Material to process:
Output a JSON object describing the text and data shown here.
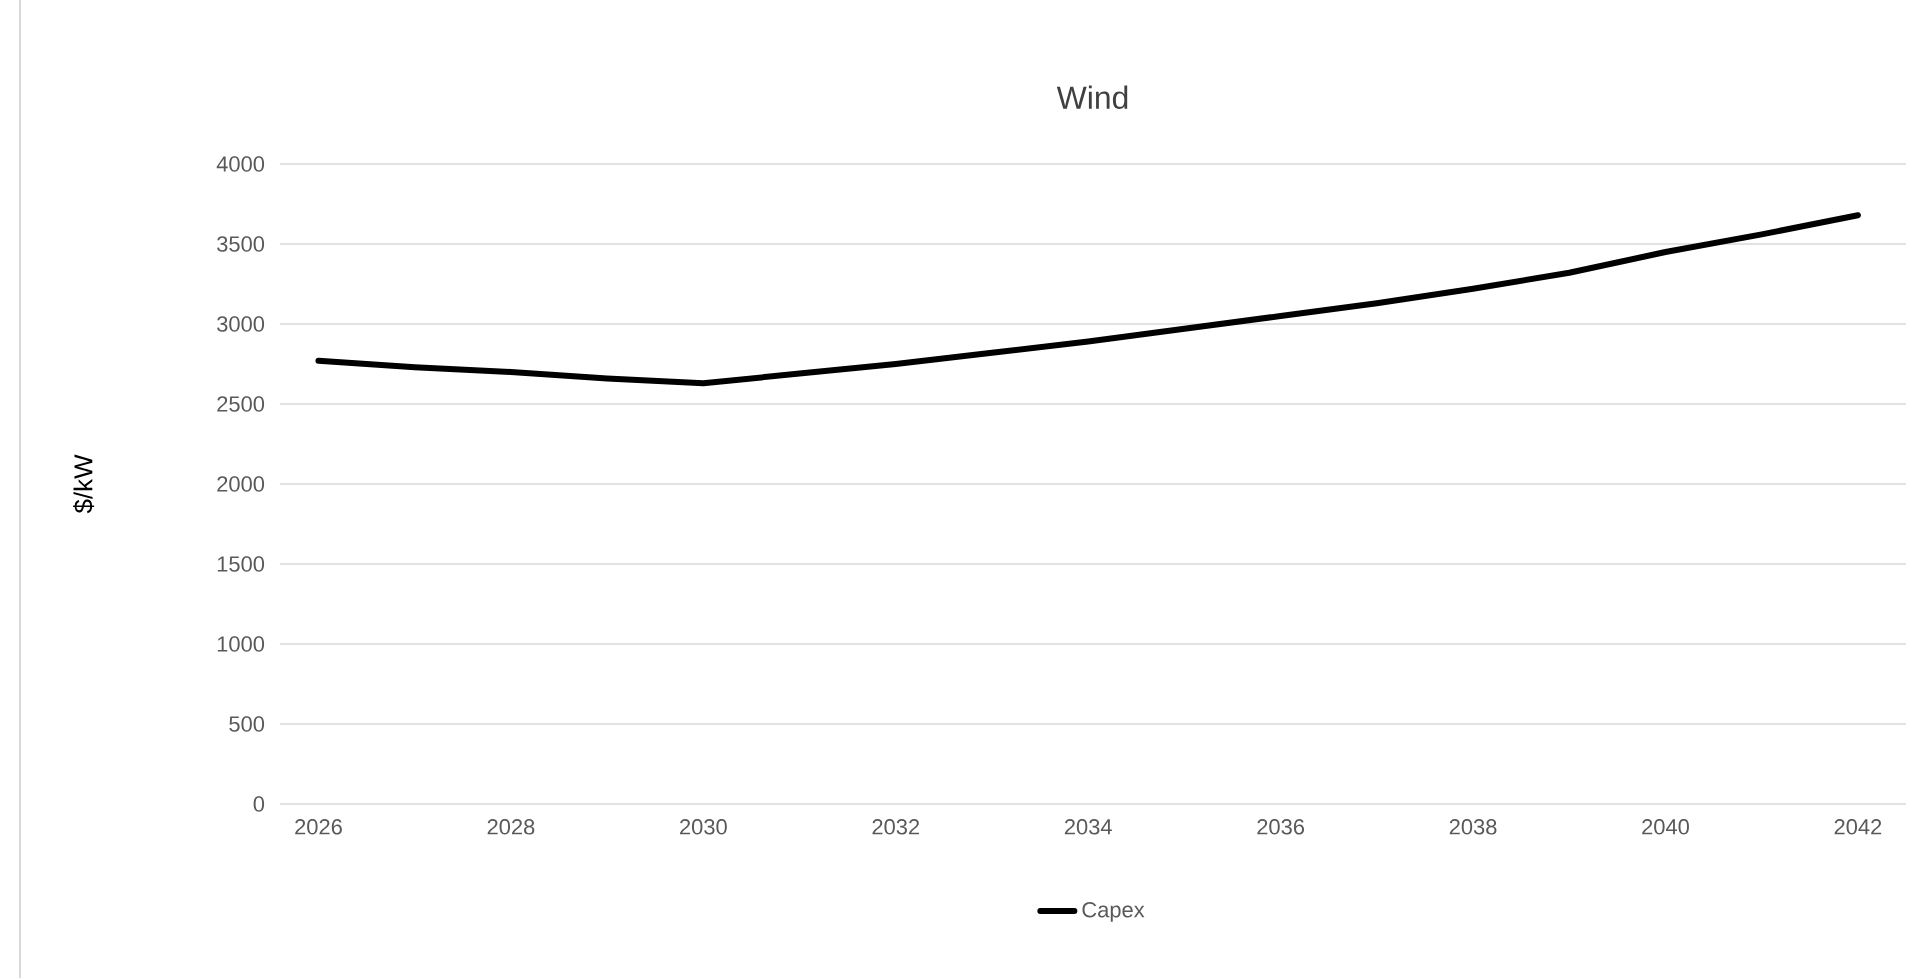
{
  "chart_data": {
    "type": "line",
    "title": "Wind",
    "ylabel": "$/kW",
    "x": [
      2026,
      2027,
      2028,
      2029,
      2030,
      2031,
      2032,
      2033,
      2034,
      2035,
      2036,
      2037,
      2038,
      2039,
      2040,
      2041,
      2042
    ],
    "series": [
      {
        "name": "Capex",
        "color": "#000000",
        "values": [
          2770,
          2730,
          2700,
          2660,
          2630,
          2690,
          2750,
          2820,
          2890,
          2970,
          3050,
          3130,
          3220,
          3320,
          3450,
          3560,
          3680
        ]
      }
    ],
    "xlim": [
      2025.6,
      2042.5
    ],
    "xticks": [
      2026,
      2028,
      2030,
      2032,
      2034,
      2036,
      2038,
      2040,
      2042
    ],
    "ylim": [
      0,
      4000
    ],
    "yticks": [
      0,
      500,
      1000,
      1500,
      2000,
      2500,
      3000,
      3500,
      4000
    ],
    "grid": "y",
    "legend": "bottom",
    "marker": "none",
    "line_style": "solid"
  }
}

Task goal: Extract the entries in full, exactly as they are, minus the pictures.

The output:
Output a JSON object describing the text and data shown here.
{
  "chart_data": {
    "type": "line",
    "title": "Wind",
    "ylabel": "$/kW",
    "x": [
      2026,
      2027,
      2028,
      2029,
      2030,
      2031,
      2032,
      2033,
      2034,
      2035,
      2036,
      2037,
      2038,
      2039,
      2040,
      2041,
      2042
    ],
    "series": [
      {
        "name": "Capex",
        "color": "#000000",
        "values": [
          2770,
          2730,
          2700,
          2660,
          2630,
          2690,
          2750,
          2820,
          2890,
          2970,
          3050,
          3130,
          3220,
          3320,
          3450,
          3560,
          3680
        ]
      }
    ],
    "xlim": [
      2025.6,
      2042.5
    ],
    "xticks": [
      2026,
      2028,
      2030,
      2032,
      2034,
      2036,
      2038,
      2040,
      2042
    ],
    "ylim": [
      0,
      4000
    ],
    "yticks": [
      0,
      500,
      1000,
      1500,
      2000,
      2500,
      3000,
      3500,
      4000
    ],
    "grid": "y",
    "legend": "bottom",
    "marker": "none",
    "line_style": "solid"
  }
}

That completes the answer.